Entries taken from a collection:
++++++++
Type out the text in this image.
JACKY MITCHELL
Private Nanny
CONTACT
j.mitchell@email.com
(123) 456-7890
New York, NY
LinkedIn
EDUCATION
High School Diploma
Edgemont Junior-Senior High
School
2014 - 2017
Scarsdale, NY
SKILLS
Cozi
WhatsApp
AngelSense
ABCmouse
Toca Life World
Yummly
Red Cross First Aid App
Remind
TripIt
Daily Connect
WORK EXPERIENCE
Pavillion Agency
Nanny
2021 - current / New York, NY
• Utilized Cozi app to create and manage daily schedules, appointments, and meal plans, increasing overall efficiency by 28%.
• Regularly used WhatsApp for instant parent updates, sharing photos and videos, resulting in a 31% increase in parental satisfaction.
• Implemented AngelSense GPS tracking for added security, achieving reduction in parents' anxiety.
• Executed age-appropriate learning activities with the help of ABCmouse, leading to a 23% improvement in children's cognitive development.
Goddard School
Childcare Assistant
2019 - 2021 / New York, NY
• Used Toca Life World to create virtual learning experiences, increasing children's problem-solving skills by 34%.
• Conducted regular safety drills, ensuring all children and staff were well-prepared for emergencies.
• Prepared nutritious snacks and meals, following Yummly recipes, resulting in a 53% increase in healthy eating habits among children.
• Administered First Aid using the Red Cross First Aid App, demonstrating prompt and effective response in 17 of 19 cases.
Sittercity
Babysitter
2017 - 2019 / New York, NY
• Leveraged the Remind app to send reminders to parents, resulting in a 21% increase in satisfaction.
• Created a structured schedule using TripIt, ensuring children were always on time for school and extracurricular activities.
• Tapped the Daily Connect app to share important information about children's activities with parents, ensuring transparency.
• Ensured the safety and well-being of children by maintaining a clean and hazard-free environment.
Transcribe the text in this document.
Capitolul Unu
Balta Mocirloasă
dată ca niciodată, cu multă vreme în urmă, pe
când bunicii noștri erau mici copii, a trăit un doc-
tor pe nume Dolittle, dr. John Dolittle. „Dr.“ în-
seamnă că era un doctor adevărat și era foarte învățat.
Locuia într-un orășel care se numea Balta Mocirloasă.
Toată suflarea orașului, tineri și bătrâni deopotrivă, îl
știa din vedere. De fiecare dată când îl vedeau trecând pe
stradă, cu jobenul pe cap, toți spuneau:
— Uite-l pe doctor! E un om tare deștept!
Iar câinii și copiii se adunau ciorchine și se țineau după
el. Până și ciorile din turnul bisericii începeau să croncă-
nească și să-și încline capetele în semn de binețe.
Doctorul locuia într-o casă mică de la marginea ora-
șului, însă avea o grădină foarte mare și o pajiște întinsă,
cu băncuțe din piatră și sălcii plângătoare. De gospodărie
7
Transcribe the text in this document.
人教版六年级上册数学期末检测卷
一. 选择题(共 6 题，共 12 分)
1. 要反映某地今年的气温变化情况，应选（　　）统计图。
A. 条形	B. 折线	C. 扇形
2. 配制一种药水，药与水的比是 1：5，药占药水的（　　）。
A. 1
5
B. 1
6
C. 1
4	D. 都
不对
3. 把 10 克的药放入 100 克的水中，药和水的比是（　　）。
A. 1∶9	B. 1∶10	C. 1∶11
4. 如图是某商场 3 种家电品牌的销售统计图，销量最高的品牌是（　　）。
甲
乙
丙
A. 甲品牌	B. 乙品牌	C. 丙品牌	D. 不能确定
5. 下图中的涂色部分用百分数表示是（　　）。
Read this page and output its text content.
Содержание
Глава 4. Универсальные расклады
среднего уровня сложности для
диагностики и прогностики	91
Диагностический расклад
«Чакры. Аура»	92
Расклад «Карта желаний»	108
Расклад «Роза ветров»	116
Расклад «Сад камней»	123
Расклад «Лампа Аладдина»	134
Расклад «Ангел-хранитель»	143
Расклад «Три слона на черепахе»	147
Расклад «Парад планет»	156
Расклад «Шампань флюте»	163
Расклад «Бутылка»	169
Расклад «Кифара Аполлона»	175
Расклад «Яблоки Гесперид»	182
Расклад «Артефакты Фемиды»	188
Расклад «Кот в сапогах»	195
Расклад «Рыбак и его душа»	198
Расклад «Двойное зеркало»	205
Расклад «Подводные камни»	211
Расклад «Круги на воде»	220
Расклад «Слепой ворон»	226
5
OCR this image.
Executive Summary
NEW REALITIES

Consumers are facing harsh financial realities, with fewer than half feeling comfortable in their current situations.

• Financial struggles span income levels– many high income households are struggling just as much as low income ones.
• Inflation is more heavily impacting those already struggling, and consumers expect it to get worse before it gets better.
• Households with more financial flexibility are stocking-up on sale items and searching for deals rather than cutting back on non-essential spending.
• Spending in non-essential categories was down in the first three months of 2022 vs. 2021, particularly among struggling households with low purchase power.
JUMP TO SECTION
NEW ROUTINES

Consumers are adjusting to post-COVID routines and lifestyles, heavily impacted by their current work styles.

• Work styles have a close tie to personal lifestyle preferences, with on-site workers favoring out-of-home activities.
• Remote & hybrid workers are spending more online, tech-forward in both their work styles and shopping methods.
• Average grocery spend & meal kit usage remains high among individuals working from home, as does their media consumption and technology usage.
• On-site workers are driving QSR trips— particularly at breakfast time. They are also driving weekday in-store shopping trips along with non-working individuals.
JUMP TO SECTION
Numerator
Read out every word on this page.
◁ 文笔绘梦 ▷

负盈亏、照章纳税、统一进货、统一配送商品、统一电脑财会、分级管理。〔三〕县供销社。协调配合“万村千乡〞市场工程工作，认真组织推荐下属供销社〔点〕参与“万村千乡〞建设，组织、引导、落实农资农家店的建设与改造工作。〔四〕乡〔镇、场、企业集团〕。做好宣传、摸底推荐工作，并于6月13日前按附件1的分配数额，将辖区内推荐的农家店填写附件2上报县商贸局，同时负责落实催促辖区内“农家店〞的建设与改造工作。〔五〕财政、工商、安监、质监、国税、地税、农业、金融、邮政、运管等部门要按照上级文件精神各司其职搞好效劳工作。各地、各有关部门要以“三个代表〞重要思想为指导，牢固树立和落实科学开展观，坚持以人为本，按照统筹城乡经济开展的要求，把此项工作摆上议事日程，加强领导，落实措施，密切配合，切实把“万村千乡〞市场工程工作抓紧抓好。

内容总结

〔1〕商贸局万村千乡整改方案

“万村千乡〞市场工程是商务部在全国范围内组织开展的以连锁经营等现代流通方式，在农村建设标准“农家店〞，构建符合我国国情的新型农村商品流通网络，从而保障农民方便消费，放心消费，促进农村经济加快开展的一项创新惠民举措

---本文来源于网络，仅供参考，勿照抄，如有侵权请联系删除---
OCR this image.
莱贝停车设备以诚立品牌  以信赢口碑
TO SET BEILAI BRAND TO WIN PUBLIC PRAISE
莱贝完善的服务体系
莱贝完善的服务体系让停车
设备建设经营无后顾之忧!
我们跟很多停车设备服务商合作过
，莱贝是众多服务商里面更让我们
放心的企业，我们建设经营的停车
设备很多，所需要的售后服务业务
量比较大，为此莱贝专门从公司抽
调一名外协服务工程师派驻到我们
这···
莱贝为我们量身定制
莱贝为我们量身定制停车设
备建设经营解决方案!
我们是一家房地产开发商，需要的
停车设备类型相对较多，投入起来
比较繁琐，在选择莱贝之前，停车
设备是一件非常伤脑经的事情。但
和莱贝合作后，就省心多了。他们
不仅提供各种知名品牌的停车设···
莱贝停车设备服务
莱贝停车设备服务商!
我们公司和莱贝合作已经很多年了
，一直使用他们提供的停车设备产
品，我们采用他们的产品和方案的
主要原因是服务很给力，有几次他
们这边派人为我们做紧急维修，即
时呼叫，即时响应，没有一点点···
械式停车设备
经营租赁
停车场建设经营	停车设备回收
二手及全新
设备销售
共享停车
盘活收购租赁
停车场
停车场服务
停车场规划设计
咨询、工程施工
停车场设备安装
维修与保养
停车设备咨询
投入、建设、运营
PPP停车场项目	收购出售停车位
++++++++
● **To do**
Go through the records and pull out each line that includes the word "York".

● **Answer to the problem**
New York, NY
2021 - current / New York, NY
2019 - 2021 / New York, NY
2017 - 2019 / New York, NY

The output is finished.